* [What the exercise asks]: The required output is a single number: how many lines of the material contain the string "mean".

* [Information supplied]:
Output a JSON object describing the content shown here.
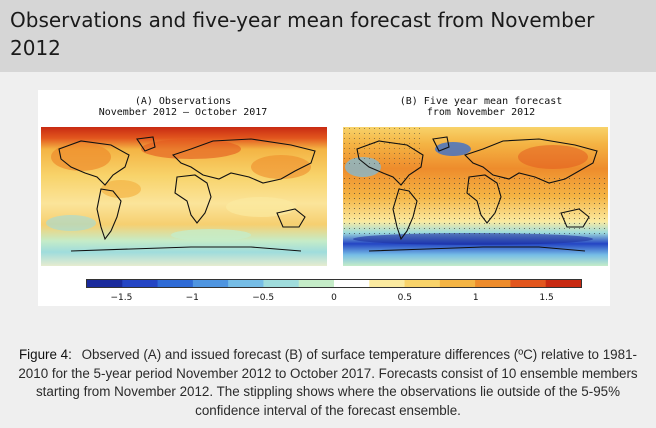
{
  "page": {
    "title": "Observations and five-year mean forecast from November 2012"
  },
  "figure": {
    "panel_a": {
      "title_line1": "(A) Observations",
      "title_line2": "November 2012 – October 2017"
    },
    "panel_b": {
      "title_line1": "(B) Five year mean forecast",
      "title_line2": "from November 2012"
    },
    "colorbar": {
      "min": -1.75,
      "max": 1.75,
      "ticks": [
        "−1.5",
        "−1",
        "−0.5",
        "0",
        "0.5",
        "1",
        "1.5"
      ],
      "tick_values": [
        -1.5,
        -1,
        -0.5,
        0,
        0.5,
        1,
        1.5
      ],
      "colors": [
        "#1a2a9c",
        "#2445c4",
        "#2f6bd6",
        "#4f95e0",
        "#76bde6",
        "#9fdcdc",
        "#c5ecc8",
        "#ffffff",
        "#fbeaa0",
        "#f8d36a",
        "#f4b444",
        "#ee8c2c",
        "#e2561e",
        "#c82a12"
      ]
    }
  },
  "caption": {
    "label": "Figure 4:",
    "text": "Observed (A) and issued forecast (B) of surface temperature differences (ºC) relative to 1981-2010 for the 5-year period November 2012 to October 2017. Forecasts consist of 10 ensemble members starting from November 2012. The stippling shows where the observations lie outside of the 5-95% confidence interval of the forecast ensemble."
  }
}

* [Full output]: 2